> _Challenge_: Make an exact copy of each entry, leaving out every picture.

> _Information shown_:

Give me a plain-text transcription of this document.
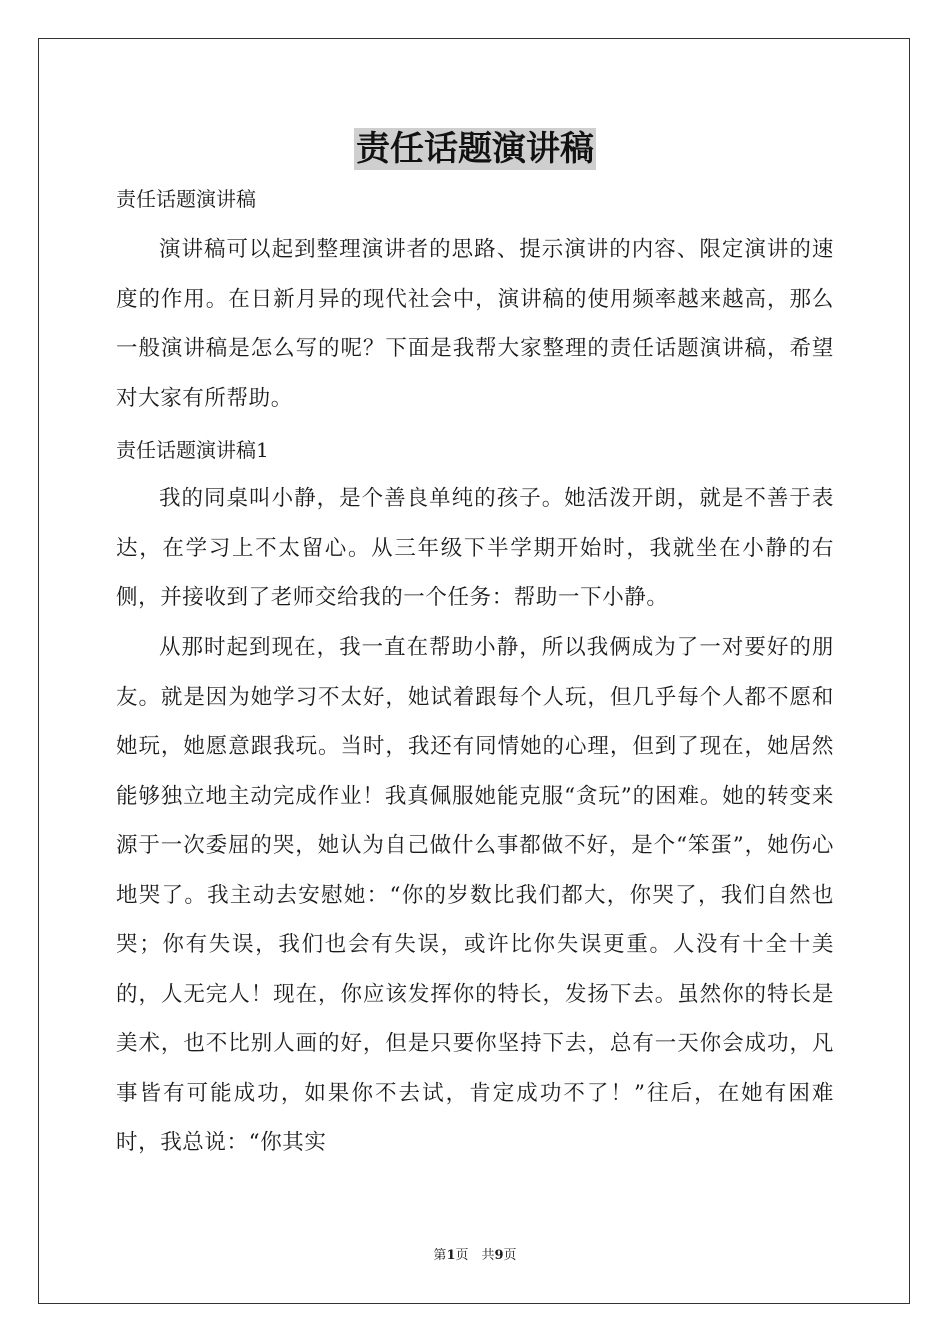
责任话题演讲稿
责任话题演讲稿

演讲稿可以起到整理演讲者的思路、提示演讲的内容、限定演讲的速度的作用。在日新月异的现代社会中，演讲稿的使用频率越来越高，那么一般演讲稿是怎么写的呢？下面是我帮大家整理的责任话题演讲稿，希望对大家有所帮助。

责任话题演讲稿1

我的同桌叫小静，是个善良单纯的孩子。她活泼开朗，就是不善于表达，在学习上不太留心。从三年级下半学期开始时，我就坐在小静的右侧，并接收到了老师交给我的一个任务：帮助一下小静。

从那时起到现在，我一直在帮助小静，所以我俩成为了一对要好的朋友。就是因为她学习不太好，她试着跟每个人玩，但几乎每个人都不愿和她玩，她愿意跟我玩。当时，我还有同情她的心理，但到了现在，她居然能够独立地主动完成作业！我真佩服她能克服“贪玩”的困难。她的转变来源于一次委屈的哭，她认为自己做什么事都做不好，是个“笨蛋”，她伤心地哭了。我主动去安慰她：“你的岁数比我们都大，你哭了，我们自然也哭；你有失误，我们也会有失误，或许比你失误更重。人没有十全十美的，人无完人！现在，你应该发挥你的特长，发扬下去。虽然你的特长是美术，也不比别人画的好，但是只要你坚持下去，总有一天你会成功，凡事皆有可能成功，如果你不去试，肯定成功不了！”往后，在她有困难时，我总说：“你其实

第1页　共9页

> _The output_:
Give me a plain-text transcription of this document.
责任话题演讲稿
责任话题演讲稿

演讲稿可以起到整理演讲者的思路、提示演讲的内容、限定演讲的速度的作用。在日新月异的现代社会中，演讲稿的使用频率越来越高，那么一般演讲稿是怎么写的呢？下面是我帮大家整理的责任话题演讲稿，希望对大家有所帮助。

责任话题演讲稿1

我的同桌叫小静，是个善良单纯的孩子。她活泼开朗，就是不善于表达，在学习上不太留心。从三年级下半学期开始时，我就坐在小静的右侧，并接收到了老师交给我的一个任务：帮助一下小静。

从那时起到现在，我一直在帮助小静，所以我俩成为了一对要好的朋友。就是因为她学习不太好，她试着跟每个人玩，但几乎每个人都不愿和她玩，她愿意跟我玩。当时，我还有同情她的心理，但到了现在，她居然能够独立地主动完成作业！我真佩服她能克服“贪玩”的困难。她的转变来源于一次委屈的哭，她认为自己做什么事都做不好，是个“笨蛋”，她伤心地哭了。我主动去安慰她：“你的岁数比我们都大，你哭了，我们自然也哭；你有失误，我们也会有失误，或许比你失误更重。人没有十全十美的，人无完人！现在，你应该发挥你的特长，发扬下去。虽然你的特长是美术，也不比别人画的好，但是只要你坚持下去，总有一天你会成功，凡事皆有可能成功，如果你不去试，肯定成功不了！”往后，在她有困难时，我总说：“你其实

第1页　共9页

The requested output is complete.